Set down the material once more, exactly as it appears.

== EXTRACTED INFORMATION ==
***

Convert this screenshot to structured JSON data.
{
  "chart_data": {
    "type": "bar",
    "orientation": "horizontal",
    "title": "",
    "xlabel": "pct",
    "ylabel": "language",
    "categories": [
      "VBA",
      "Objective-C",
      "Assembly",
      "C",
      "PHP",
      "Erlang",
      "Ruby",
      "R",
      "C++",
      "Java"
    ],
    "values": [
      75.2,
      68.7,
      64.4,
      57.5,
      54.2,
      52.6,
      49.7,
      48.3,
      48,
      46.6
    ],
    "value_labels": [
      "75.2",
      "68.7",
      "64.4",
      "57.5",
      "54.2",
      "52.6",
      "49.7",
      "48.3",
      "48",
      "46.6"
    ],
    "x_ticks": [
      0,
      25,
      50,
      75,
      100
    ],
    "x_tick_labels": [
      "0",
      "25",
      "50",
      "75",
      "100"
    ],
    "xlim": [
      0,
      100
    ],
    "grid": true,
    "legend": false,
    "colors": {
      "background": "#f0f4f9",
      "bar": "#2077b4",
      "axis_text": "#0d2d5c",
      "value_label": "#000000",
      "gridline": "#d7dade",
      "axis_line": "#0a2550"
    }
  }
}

***

== EXPECTED ANSWER ==
Convert this screenshot to structured JSON data.
{
  "chart_data": {
    "type": "bar",
    "orientation": "horizontal",
    "title": "",
    "xlabel": "pct",
    "ylabel": "language",
    "categories": [
      "VBA",
      "Objective-C",
      "Assembly",
      "C",
      "PHP",
      "Erlang",
      "Ruby",
      "R",
      "C++",
      "Java"
    ],
    "values": [
      75.2,
      68.7,
      64.4,
      57.5,
      54.2,
      52.6,
      49.7,
      48.3,
      48,
      46.6
    ],
    "value_labels": [
      "75.2",
      "68.7",
      "64.4",
      "57.5",
      "54.2",
      "52.6",
      "49.7",
      "48.3",
      "48",
      "46.6"
    ],
    "x_ticks": [
      0,
      25,
      50,
      75,
      100
    ],
    "x_tick_labels": [
      "0",
      "25",
      "50",
      "75",
      "100"
    ],
    "xlim": [
      0,
      100
    ],
    "grid": true,
    "legend": false,
    "colors": {
      "background": "#f0f4f9",
      "bar": "#2077b4",
      "axis_text": "#0d2d5c",
      "value_label": "#000000",
      "gridline": "#d7dade",
      "axis_line": "#0a2550"
    }
  }
}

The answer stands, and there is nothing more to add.